WORKING DATA.

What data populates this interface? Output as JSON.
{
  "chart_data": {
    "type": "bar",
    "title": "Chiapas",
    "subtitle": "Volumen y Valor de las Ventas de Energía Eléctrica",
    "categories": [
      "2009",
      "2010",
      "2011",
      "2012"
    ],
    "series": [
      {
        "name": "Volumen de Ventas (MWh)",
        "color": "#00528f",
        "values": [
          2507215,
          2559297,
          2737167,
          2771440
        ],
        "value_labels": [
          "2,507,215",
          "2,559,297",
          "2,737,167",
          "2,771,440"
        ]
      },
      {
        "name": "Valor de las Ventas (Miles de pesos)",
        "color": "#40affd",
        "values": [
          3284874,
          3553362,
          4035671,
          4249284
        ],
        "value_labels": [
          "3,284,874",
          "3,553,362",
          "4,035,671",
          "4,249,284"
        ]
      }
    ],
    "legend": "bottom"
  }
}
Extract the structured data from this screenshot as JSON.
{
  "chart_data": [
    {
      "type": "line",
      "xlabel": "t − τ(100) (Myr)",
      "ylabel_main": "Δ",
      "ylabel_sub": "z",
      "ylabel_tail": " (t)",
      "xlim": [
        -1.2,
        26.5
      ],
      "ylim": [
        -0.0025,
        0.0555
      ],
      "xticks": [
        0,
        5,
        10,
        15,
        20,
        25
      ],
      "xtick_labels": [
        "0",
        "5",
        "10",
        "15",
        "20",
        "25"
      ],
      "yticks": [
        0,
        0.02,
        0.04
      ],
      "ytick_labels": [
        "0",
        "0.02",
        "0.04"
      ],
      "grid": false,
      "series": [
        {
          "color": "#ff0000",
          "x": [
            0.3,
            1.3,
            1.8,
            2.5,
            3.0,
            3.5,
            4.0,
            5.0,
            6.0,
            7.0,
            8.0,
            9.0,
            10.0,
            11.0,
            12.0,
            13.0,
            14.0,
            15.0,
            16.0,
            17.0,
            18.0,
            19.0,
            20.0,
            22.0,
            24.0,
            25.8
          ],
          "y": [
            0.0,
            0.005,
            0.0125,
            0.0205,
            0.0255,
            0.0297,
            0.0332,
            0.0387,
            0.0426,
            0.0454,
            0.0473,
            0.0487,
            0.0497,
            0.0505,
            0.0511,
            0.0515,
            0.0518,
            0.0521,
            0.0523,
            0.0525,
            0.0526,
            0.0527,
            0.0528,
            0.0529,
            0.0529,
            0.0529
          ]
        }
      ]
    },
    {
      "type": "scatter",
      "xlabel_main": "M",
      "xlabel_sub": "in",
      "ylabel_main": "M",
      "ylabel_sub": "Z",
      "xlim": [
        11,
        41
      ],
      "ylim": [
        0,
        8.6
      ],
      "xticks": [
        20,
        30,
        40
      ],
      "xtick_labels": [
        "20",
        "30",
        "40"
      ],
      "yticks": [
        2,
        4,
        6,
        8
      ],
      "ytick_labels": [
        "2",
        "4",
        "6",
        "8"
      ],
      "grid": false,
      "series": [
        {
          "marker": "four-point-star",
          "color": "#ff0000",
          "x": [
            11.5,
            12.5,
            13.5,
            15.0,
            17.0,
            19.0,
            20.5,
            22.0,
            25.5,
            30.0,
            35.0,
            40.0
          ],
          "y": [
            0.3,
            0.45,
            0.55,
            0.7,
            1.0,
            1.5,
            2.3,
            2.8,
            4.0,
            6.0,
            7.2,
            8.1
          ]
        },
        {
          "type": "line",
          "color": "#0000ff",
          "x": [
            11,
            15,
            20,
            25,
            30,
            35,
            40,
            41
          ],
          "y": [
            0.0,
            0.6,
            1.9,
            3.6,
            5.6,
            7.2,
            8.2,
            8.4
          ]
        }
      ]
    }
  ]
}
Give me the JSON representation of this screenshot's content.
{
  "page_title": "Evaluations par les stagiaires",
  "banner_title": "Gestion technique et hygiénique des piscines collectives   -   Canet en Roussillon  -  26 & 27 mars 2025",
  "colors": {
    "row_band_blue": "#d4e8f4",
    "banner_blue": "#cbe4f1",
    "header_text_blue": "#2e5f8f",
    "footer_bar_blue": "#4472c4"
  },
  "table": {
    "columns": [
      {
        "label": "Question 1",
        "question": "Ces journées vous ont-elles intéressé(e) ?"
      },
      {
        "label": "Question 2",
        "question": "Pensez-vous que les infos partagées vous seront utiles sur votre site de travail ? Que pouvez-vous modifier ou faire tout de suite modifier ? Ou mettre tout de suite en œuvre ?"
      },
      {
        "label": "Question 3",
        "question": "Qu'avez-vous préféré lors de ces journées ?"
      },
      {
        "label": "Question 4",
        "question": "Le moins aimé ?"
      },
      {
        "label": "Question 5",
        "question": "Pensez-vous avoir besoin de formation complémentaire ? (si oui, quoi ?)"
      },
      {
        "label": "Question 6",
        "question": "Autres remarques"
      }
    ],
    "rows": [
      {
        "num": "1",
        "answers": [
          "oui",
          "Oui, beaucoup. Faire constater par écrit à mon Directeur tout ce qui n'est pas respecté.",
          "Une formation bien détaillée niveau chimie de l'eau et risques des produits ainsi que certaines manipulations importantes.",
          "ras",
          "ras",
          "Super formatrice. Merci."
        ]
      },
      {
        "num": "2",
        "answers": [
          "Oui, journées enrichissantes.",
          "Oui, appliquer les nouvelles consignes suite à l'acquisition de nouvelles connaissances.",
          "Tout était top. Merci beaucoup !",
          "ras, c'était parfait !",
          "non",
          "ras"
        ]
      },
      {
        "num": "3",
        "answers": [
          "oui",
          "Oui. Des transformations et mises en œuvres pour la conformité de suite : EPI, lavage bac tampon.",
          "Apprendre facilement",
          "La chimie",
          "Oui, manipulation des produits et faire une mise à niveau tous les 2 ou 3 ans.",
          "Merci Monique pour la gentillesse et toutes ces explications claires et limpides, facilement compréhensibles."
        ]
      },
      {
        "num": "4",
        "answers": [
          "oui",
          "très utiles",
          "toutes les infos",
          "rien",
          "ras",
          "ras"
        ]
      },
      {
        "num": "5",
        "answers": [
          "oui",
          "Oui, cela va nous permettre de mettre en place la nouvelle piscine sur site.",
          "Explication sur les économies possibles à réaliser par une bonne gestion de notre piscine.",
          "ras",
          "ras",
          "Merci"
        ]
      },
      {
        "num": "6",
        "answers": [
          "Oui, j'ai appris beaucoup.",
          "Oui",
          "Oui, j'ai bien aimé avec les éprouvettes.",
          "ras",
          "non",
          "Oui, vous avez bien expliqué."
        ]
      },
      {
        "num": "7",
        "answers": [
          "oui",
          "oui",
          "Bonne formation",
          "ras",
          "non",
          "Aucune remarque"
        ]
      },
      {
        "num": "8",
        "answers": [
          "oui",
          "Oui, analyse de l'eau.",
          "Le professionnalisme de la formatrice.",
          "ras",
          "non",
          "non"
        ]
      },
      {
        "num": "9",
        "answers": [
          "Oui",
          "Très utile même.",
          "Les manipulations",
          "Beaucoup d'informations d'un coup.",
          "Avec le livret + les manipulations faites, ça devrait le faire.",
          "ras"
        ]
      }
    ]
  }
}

WHAT THIS TASK INVOLVES. Return only those lines of the records that contain the string "suite".

THE SOLUTION.
        "question": "Pensez-vous que les infos partagées vous seront utiles sur votre site de travail ? Que pouvez-vous modifier ou faire tout de suite modifier ? Ou mettre tout de suite en œuvre ?"
          "Oui, appliquer les nouvelles consignes suite à l'acquisition de nouvelles connaissances.",
          "Oui. Des transformations et mises en œuvres pour la conformité de suite : EPI, lavage bac tampon.",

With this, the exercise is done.